- [Excerpt provided]

I don't know what it is about knives. I know I was amazed last week when we were clearing mum's house at the number we found . (She finally went into care in March, and she seems to have settled well.)
We found huge sharp knives wrapped in vests, in under bed drawers, in plastic bags wrapped round and sellotaped. By the time she went into care I was surprised I couldn't ever find a knife for preparing her tea time food . Although I used to find one or two and put them back in the kitchen I had no idea that over the years she had amassed such a stash.
There were so many in the end, 20 or so long and sharp and vicious looking, that my son in law seriously wondered if we ought to hand them in at a police station! In the end I took them to the tip and put them in the metal bin.
Perhaps she knew they needed looking after carefully and wrapped them up in the only way she knew. We found nut crakers similarly wrapped and there were always spoons in with her vests or under the pillow so she 'would know where they were'.
Your mum might not have the knives for protection as such, just because she doesn't want them to get lost or moved. I'm sure thats all mum was doing.but then she'd forget where they were of course.
Hope you get some help with the lost children though, that must be upsetting for you all.
 

Lonestray

Registered User
Aug 3, 2006
236
0
Hereford
Recognising prople

One does not have to to be suffering with AD to not recognise a family member. I can recall seeing two of our grand daughters advancing towards us in town about eight years ago, when they stopped in front of Jean and I, it took me some time to recognise who they were. We didn't see them too often.

- [Given records]
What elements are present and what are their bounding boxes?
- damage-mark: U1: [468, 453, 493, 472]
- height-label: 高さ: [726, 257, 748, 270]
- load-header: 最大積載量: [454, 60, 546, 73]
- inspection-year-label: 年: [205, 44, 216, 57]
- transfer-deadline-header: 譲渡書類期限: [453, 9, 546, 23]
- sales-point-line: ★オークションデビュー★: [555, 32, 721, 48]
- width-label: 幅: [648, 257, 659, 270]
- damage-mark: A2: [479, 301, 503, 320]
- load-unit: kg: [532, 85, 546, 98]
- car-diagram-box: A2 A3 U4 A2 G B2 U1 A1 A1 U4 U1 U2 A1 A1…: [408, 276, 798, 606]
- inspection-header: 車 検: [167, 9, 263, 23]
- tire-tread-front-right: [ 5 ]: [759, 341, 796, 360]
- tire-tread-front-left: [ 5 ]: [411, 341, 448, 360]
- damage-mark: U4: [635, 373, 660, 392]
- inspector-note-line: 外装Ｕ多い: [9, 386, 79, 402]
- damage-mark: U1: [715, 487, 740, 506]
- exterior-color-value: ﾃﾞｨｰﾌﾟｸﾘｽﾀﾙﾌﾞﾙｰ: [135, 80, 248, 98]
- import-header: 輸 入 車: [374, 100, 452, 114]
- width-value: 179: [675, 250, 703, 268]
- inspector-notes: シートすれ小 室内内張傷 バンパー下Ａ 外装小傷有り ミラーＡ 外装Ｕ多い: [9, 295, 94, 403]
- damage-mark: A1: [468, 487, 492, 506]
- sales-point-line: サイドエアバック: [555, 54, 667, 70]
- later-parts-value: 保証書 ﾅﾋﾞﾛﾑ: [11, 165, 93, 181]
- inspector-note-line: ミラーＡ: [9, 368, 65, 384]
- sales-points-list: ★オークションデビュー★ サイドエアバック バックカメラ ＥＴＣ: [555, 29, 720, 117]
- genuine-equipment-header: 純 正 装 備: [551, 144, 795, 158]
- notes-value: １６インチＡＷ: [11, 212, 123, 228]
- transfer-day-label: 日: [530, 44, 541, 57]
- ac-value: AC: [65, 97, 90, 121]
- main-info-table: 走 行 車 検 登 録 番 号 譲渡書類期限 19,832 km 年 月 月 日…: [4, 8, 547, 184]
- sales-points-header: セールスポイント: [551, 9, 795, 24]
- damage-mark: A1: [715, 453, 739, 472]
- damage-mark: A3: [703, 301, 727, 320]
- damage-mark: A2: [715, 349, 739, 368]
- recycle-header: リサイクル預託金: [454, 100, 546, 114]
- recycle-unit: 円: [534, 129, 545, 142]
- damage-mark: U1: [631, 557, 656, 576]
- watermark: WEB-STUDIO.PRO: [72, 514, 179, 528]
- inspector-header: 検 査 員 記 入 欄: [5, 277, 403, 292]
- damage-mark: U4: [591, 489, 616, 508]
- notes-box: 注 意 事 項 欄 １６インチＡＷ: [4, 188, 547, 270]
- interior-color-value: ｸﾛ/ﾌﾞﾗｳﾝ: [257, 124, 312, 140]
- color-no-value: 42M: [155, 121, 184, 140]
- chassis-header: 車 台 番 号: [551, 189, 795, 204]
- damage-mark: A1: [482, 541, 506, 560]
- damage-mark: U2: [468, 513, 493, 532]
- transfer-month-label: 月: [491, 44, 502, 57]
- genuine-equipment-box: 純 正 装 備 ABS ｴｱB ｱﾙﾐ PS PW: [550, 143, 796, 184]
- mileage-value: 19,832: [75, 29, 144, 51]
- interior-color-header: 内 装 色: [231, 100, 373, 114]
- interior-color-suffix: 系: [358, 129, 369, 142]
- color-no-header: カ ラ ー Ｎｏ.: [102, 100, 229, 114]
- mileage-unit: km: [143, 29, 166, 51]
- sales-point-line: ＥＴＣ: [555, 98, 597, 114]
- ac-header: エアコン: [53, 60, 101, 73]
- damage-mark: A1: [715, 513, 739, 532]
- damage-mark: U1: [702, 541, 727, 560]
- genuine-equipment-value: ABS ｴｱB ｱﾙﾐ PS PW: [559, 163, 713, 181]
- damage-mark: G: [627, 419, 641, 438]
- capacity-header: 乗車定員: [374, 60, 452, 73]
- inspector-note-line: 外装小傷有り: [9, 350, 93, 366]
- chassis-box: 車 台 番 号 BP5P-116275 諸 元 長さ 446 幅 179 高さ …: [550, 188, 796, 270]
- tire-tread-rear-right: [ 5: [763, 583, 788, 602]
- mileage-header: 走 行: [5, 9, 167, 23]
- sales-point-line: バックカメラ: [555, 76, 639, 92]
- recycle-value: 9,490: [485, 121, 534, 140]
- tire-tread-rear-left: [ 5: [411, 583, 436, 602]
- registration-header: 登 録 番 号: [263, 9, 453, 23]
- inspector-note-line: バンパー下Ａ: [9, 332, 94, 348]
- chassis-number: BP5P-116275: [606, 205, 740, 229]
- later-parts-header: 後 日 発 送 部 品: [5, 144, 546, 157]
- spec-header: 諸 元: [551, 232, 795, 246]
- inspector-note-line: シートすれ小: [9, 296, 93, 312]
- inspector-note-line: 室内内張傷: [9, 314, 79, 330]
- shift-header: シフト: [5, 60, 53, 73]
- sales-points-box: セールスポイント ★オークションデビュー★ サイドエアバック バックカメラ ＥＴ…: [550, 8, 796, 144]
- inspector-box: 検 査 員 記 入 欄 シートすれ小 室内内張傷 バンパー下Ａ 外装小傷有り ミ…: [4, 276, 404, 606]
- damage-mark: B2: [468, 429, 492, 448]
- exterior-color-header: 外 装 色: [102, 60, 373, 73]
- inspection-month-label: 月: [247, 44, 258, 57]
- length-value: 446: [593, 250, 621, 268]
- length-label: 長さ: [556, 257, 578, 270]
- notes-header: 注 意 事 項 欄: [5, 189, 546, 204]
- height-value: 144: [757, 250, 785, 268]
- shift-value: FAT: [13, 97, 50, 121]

- [Work item A] In the forum post about the hoarded knives, why did the writer's son-in-law wonder whether they should be handed in at a police station? Answer in one to three sentences.
- [Work item B] Rewrite part of the post on recognizing family members. Start at the words "Registered User", stop after "them too often.", and replace "grand daughters" with "grandsons".
- [Work item C] Extend the forum thread about a mother's hoarded knives and recognizing relatives, continuing from its last sentence.
The records are separate material from the forum text.

- [Exercise result A] There were so many of them, 20 or so, and they were long, sharp and vicious looking.

- [Exercise result B]
Registered User
Aug 3, 2006
236
0
Hereford
Recognising prople

One does not have to to be suffering with AD to not recognise a family member. I can recall seeing two of our grandsons advancing towards us in town about eight years ago, when they stopped in front of Jean and I, it took me some time to recognise who they were. We didn't see them too often.

- [Exercise result C]
Then again last year when our youngest grand daughter (17) visited last year (we have five of them) I mistook her for her elder sister. Is it therefore surprising if our loved ones don't see someone for months at a time they become strangers? Time takes it toll on us all as we travel in time. AD suffers regress in time.

I was confronted with a photo the other day of Jean when she was 25, to see one of the grand daughters, who to day who is 25, one could be forgiven for mistaken one for the other.
Padraig
 

fearful fiona

Registered User
Apr 19, 2007
723
0
77
London
Hi there

I found these messages very familiar. My mother sometimes thinks I am HER mother and gets very confused with grandchildren etc. And the knife thing was interesting too. My mum accuses the carers of stealing knives (along with other things), we/they know it's not true. As yet I haven't found where they are stashed....

Medication - can't advise on, sounds as though a second opinion is needed. My Mum refuses to take medication, she's got an old copy of the British National Formulary (probably dating from about 1947!) and looks everthing up then throws all medication away. As the CPN said "just as well Mum hasn't got internet access!!!"

All the best
Fiona
 

Lila13

Registered User
Feb 24, 2006
1,342
0
I didn't recognize all the people who turned up for my parents' funerals, though they did look vaguely familiar ... they all seemed to know who I was.



Lonestray said:
One does not have to to be suffering with AD to not recognise a family member.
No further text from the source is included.